Records that describe figures:
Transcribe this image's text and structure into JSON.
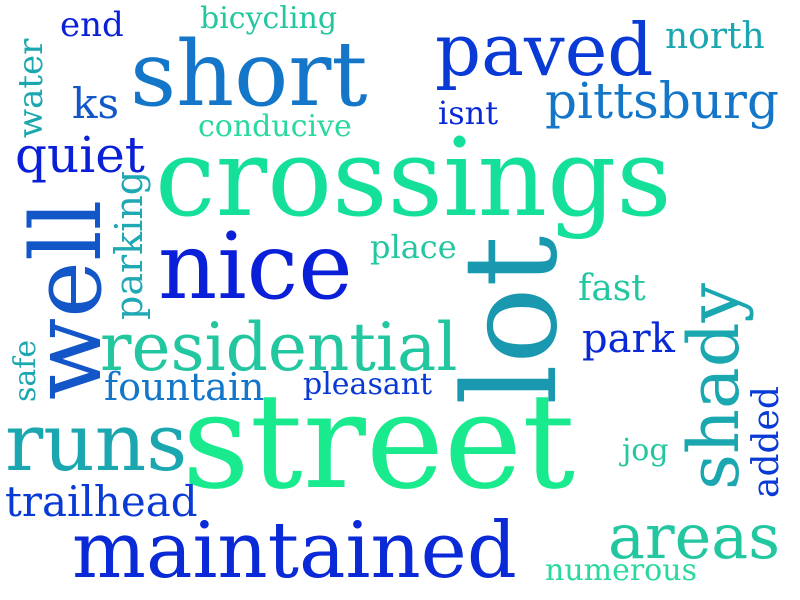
{
  "words": [
    {
      "text": "end",
      "color": "#0a1fd8"
    },
    {
      "text": "bicycling",
      "color": "#22c7a0"
    },
    {
      "text": "north",
      "color": "#1aa7b0"
    },
    {
      "text": "water",
      "color": "#1aa7b0"
    },
    {
      "text": "short",
      "color": "#1476c8"
    },
    {
      "text": "paved",
      "color": "#0a3ad6"
    },
    {
      "text": "ks",
      "color": "#1256c8"
    },
    {
      "text": "isnt",
      "color": "#0a2ad8"
    },
    {
      "text": "pittsburg",
      "color": "#1476c8"
    },
    {
      "text": "conducive",
      "color": "#2ad8a0"
    },
    {
      "text": "quiet",
      "color": "#0a1fd8"
    },
    {
      "text": "crossings",
      "color": "#14e09a"
    },
    {
      "text": "well",
      "color": "#1256c8"
    },
    {
      "text": "parking",
      "color": "#20a8b4"
    },
    {
      "text": "nice",
      "color": "#0a1fd8"
    },
    {
      "text": "place",
      "color": "#22c7a0"
    },
    {
      "text": "lot",
      "color": "#1a98b0"
    },
    {
      "text": "fast",
      "color": "#22c7a0"
    },
    {
      "text": "shady",
      "color": "#1aa7b0"
    },
    {
      "text": "residential",
      "color": "#22c7a0"
    },
    {
      "text": "park",
      "color": "#0a2ad8"
    },
    {
      "text": "safe",
      "color": "#1aa7b0"
    },
    {
      "text": "fountain",
      "color": "#1476c8"
    },
    {
      "text": "pleasant",
      "color": "#0a3ad6"
    },
    {
      "text": "added",
      "color": "#0a3ad6"
    },
    {
      "text": "runs",
      "color": "#1aa7b0"
    },
    {
      "text": "street",
      "color": "#1aea8e"
    },
    {
      "text": "jog",
      "color": "#22c7a0"
    },
    {
      "text": "trailhead",
      "color": "#0a3ad6"
    },
    {
      "text": "maintained",
      "color": "#0a2ad8"
    },
    {
      "text": "areas",
      "color": "#22c7a0"
    },
    {
      "text": "numerous",
      "color": "#2ad8a0"
    }
  ]
}
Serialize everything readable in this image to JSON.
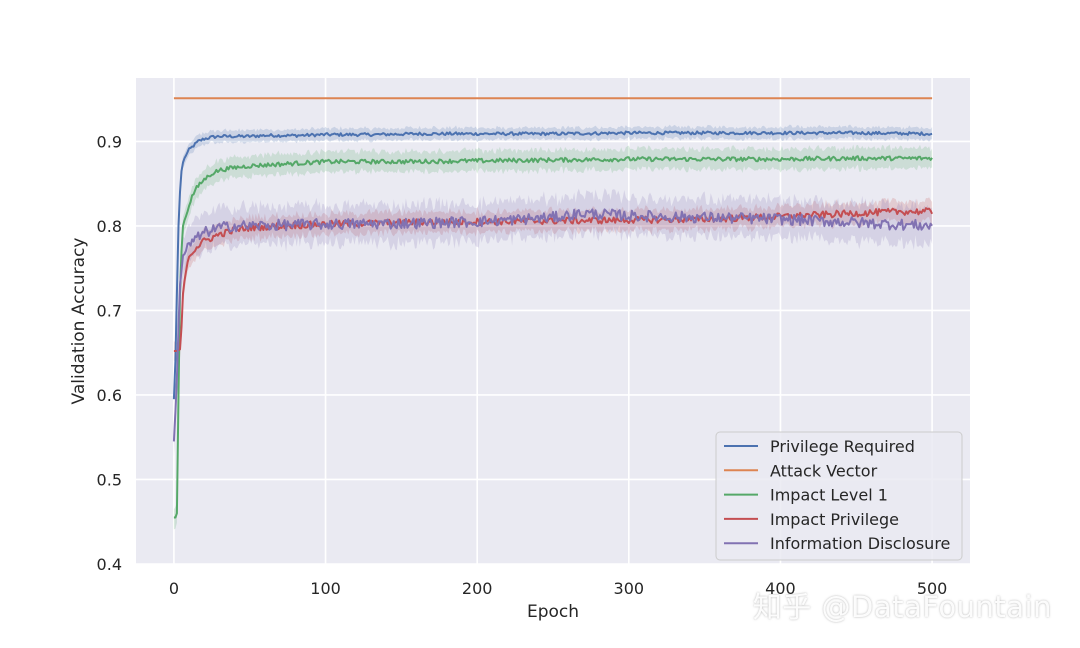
{
  "chart_data": {
    "type": "line",
    "xlabel": "Epoch",
    "ylabel": "Validation Accuracy",
    "xlim": [
      -25,
      525
    ],
    "ylim": [
      0.4,
      0.975
    ],
    "xticks": [
      0,
      100,
      200,
      300,
      400,
      500
    ],
    "yticks": [
      0.4,
      0.5,
      0.6,
      0.7,
      0.8,
      0.9
    ],
    "grid": true,
    "legend_position": "lower right",
    "series": [
      {
        "name": "Privilege Required",
        "color": "#4c72b0",
        "x": [
          0,
          1,
          2,
          3,
          4,
          5,
          6,
          8,
          10,
          13,
          16,
          20,
          25,
          30,
          40,
          50,
          60,
          80,
          100,
          130,
          160,
          200,
          250,
          300,
          350,
          400,
          450,
          500
        ],
        "y": [
          0.595,
          0.64,
          0.72,
          0.8,
          0.84,
          0.865,
          0.875,
          0.884,
          0.89,
          0.895,
          0.9,
          0.903,
          0.905,
          0.906,
          0.906,
          0.906,
          0.907,
          0.907,
          0.908,
          0.908,
          0.909,
          0.909,
          0.909,
          0.91,
          0.91,
          0.91,
          0.91,
          0.909
        ],
        "band": 0.007
      },
      {
        "name": "Attack Vector",
        "color": "#dd8452",
        "x": [
          0,
          500
        ],
        "y": [
          0.951,
          0.951
        ],
        "band": 0
      },
      {
        "name": "Impact Level 1",
        "color": "#55a868",
        "x": [
          0,
          1,
          2,
          3,
          4,
          5,
          6,
          8,
          10,
          12,
          15,
          20,
          25,
          30,
          40,
          50,
          60,
          80,
          100,
          150,
          200,
          250,
          300,
          350,
          400,
          450,
          500
        ],
        "y": [
          0.455,
          0.455,
          0.46,
          0.6,
          0.72,
          0.77,
          0.8,
          0.812,
          0.825,
          0.835,
          0.845,
          0.855,
          0.862,
          0.866,
          0.869,
          0.871,
          0.872,
          0.874,
          0.876,
          0.876,
          0.877,
          0.878,
          0.879,
          0.879,
          0.879,
          0.88,
          0.88
        ],
        "band": 0.012
      },
      {
        "name": "Impact Privilege",
        "color": "#c44e52",
        "x": [
          0,
          2,
          4,
          5,
          6,
          8,
          10,
          15,
          20,
          30,
          40,
          50,
          70,
          100,
          150,
          200,
          250,
          300,
          350,
          400,
          450,
          480,
          500
        ],
        "y": [
          0.652,
          0.652,
          0.654,
          0.68,
          0.72,
          0.75,
          0.765,
          0.775,
          0.782,
          0.79,
          0.795,
          0.798,
          0.8,
          0.802,
          0.804,
          0.805,
          0.806,
          0.807,
          0.808,
          0.811,
          0.815,
          0.817,
          0.817
        ],
        "band": 0.012
      },
      {
        "name": "Information Disclosure",
        "color": "#8172b2",
        "x": [
          0,
          1,
          2,
          3,
          4,
          6,
          8,
          10,
          15,
          20,
          30,
          40,
          50,
          70,
          100,
          150,
          200,
          250,
          270,
          300,
          350,
          400,
          450,
          500
        ],
        "y": [
          0.545,
          0.58,
          0.62,
          0.68,
          0.73,
          0.765,
          0.77,
          0.778,
          0.785,
          0.792,
          0.798,
          0.8,
          0.8,
          0.801,
          0.802,
          0.803,
          0.805,
          0.81,
          0.815,
          0.812,
          0.81,
          0.808,
          0.804,
          0.8
        ],
        "band": 0.022
      }
    ]
  },
  "watermark": "知乎 @DataFountain"
}
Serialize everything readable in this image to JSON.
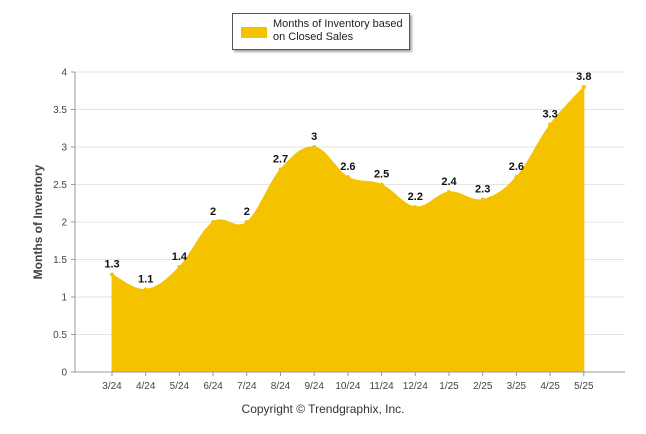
{
  "colors": {
    "fill": "#F5C200",
    "grid": "#e4e4e4",
    "axis": "#999999"
  },
  "legend": {
    "label_line1": "Months of Inventory based",
    "label_line2": "on Closed Sales"
  },
  "footer": {
    "copyright": "Copyright © Trendgraphix, Inc."
  },
  "chart_data": {
    "type": "area",
    "ylabel": "Months of Inventory",
    "ylim": [
      0,
      4
    ],
    "yticks": [
      "0",
      "0.5",
      "1",
      "1.5",
      "2",
      "2.5",
      "3",
      "3.5",
      "4"
    ],
    "grid": true,
    "legend_position": "top-center",
    "categories": [
      "3/24",
      "4/24",
      "5/24",
      "6/24",
      "7/24",
      "8/24",
      "9/24",
      "10/24",
      "11/24",
      "12/24",
      "1/25",
      "2/25",
      "3/25",
      "4/25",
      "5/25"
    ],
    "series": [
      {
        "name": "Months of Inventory based on Closed Sales",
        "values": [
          1.3,
          1.1,
          1.4,
          2,
          2,
          2.7,
          3,
          2.6,
          2.5,
          2.2,
          2.4,
          2.3,
          2.6,
          3.3,
          3.8
        ],
        "labels": [
          "1.3",
          "1.1",
          "1.4",
          "2",
          "2",
          "2.7",
          "3",
          "2.6",
          "2.5",
          "2.2",
          "2.4",
          "2.3",
          "2.6",
          "3.3",
          "3.8"
        ]
      }
    ]
  }
}
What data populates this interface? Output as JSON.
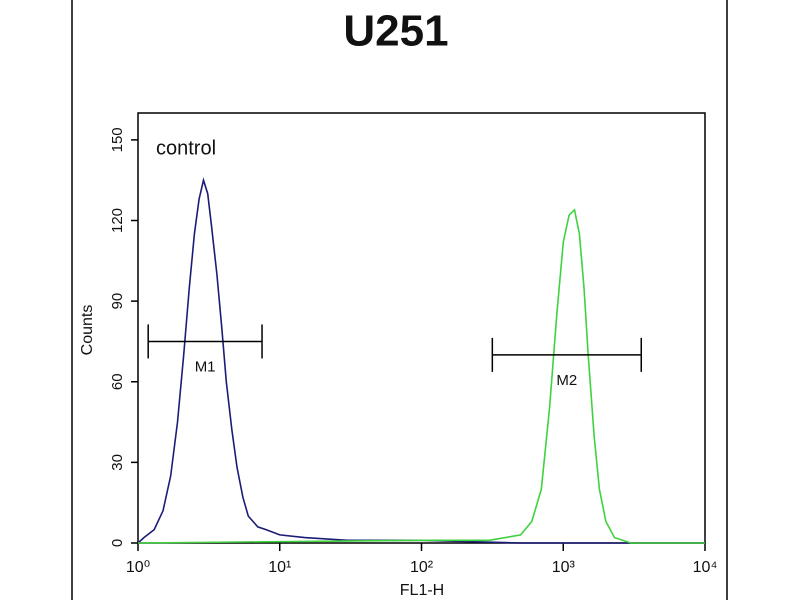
{
  "chart_data": {
    "type": "histogram-overlay",
    "title": "U251",
    "annotation": "control",
    "x_label": "FL1-H",
    "y_label": "Counts",
    "xscale": "log",
    "xlim": [
      1,
      10000
    ],
    "xticks": [
      {
        "value": 1,
        "label": "10⁰"
      },
      {
        "value": 10,
        "label": "10¹"
      },
      {
        "value": 100,
        "label": "10²"
      },
      {
        "value": 1000,
        "label": "10³"
      },
      {
        "value": 10000,
        "label": "10⁴"
      }
    ],
    "ylim": [
      0,
      160
    ],
    "yticks": [
      0,
      30,
      60,
      90,
      120,
      150
    ],
    "series": [
      {
        "color": "#1c1c78",
        "x": [
          1.0,
          1.1,
          1.3,
          1.5,
          1.7,
          1.9,
          2.1,
          2.3,
          2.5,
          2.7,
          2.9,
          3.1,
          3.3,
          3.6,
          3.9,
          4.2,
          4.6,
          5.0,
          5.5,
          6.0,
          7,
          8,
          10,
          15,
          30,
          100,
          500,
          10000
        ],
        "values": [
          0,
          2,
          5,
          12,
          25,
          45,
          70,
          95,
          115,
          128,
          135,
          130,
          118,
          100,
          80,
          60,
          42,
          28,
          17,
          10,
          6,
          5,
          3,
          2,
          1,
          1,
          0,
          0
        ]
      },
      {
        "color": "#3fd23f",
        "x": [
          1,
          100,
          300,
          500,
          600,
          700,
          800,
          900,
          1000,
          1100,
          1200,
          1300,
          1400,
          1500,
          1650,
          1800,
          2000,
          2300,
          3000,
          10000
        ],
        "values": [
          0,
          1,
          1,
          3,
          8,
          20,
          50,
          85,
          112,
          122,
          124,
          115,
          95,
          70,
          40,
          20,
          8,
          2,
          0,
          0
        ]
      }
    ],
    "markers": [
      {
        "label": "M1",
        "x": [
          1.18,
          7.5
        ],
        "y": 75
      },
      {
        "label": "M2",
        "x": [
          316,
          3550
        ],
        "y": 70
      }
    ]
  }
}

▶ WHAT IS ASKED
Count how many lines above include the word "Sales" and answer with that figure only.

▶ SOLUTION TO THIS TASK
2